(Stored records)

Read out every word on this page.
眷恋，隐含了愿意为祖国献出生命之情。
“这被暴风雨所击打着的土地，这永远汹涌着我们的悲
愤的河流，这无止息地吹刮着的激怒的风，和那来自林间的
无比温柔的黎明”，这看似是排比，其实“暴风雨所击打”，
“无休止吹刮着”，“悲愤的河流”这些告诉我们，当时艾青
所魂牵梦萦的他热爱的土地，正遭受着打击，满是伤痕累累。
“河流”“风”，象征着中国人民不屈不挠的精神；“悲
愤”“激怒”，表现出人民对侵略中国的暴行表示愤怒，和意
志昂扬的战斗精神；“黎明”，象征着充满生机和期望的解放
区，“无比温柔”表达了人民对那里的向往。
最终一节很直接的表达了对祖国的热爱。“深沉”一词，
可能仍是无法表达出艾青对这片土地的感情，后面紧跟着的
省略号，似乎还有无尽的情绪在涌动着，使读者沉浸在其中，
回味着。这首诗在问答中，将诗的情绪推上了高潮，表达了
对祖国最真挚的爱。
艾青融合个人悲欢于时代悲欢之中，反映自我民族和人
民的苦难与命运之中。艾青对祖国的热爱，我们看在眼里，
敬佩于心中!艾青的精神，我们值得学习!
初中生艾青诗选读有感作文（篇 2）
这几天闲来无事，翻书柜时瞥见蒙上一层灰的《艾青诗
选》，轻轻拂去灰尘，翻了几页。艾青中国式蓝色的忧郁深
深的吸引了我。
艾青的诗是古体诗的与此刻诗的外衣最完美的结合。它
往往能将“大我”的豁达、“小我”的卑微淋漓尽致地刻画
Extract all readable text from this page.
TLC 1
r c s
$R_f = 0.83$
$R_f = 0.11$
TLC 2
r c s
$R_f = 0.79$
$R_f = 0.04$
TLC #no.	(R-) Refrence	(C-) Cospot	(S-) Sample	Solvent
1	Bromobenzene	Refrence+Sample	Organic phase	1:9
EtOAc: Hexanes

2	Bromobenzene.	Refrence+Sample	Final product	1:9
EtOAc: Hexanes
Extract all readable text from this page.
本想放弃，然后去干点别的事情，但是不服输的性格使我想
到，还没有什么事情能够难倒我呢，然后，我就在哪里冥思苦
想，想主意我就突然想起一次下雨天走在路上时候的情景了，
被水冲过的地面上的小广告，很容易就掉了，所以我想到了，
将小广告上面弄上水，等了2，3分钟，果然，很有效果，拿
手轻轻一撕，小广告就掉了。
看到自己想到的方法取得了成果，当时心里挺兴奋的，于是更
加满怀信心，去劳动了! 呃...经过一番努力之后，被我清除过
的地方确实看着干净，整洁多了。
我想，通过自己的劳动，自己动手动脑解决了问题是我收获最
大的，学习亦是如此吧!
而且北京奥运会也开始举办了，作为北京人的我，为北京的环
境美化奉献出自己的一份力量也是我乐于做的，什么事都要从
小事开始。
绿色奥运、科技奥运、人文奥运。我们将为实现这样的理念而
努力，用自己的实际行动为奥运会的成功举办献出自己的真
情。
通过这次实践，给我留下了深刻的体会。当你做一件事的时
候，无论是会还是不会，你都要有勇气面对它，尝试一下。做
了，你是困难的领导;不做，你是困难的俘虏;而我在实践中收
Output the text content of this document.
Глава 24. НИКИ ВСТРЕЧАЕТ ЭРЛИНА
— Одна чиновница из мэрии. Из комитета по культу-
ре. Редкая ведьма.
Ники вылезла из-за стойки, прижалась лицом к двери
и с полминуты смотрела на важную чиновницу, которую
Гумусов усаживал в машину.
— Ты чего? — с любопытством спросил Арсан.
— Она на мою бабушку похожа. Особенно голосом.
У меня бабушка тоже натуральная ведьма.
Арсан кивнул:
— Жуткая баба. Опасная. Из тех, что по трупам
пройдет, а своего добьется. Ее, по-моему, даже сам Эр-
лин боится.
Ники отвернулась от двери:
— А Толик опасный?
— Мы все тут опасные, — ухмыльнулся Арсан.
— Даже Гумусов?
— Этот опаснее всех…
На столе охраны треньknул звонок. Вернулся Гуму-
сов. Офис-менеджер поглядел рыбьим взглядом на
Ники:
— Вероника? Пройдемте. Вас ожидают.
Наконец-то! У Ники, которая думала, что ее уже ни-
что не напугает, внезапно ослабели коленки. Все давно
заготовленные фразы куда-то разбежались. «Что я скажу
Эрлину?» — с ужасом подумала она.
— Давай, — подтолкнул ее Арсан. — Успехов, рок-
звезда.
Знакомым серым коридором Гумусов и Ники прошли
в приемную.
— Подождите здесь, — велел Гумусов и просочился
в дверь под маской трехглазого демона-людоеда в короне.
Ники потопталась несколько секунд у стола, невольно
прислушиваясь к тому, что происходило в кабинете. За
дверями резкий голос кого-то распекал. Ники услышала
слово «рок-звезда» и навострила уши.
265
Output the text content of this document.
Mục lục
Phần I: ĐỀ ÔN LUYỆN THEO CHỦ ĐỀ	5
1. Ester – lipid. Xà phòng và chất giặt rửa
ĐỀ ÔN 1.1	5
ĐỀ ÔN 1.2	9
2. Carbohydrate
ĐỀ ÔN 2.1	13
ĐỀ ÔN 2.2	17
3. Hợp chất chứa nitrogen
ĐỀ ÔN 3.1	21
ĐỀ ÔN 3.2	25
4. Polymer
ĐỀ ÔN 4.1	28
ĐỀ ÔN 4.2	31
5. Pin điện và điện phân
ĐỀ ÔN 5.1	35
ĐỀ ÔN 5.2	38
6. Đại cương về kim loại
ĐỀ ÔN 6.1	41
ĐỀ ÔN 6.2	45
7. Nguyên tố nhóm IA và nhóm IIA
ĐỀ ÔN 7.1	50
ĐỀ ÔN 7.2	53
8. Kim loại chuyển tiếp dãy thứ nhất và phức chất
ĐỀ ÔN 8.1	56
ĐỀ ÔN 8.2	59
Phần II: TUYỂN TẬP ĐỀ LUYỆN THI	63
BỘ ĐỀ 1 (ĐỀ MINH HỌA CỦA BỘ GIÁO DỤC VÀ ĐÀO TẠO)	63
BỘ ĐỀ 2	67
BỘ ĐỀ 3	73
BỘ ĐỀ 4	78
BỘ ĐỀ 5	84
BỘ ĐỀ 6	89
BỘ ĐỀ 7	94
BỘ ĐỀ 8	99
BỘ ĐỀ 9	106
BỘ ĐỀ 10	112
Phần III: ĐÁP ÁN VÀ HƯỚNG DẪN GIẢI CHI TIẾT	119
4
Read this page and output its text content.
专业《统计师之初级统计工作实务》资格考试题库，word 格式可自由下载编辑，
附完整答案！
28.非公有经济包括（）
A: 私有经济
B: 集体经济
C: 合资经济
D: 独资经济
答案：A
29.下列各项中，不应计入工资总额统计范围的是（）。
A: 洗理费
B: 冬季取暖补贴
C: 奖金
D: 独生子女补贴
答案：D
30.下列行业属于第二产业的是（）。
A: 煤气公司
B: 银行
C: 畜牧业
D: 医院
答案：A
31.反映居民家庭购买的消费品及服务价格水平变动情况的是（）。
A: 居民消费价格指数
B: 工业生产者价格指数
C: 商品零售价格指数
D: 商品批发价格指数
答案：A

# PROBLEM DETAILS
Check each line of the records for the word "Bromobenzene" and extract those that contain it.

# TASK SOLUTION
1	Bromobenzene	Refrence+Sample	Organic phase	1:9
2	Bromobenzene.	Refrence+Sample	Final product	1:9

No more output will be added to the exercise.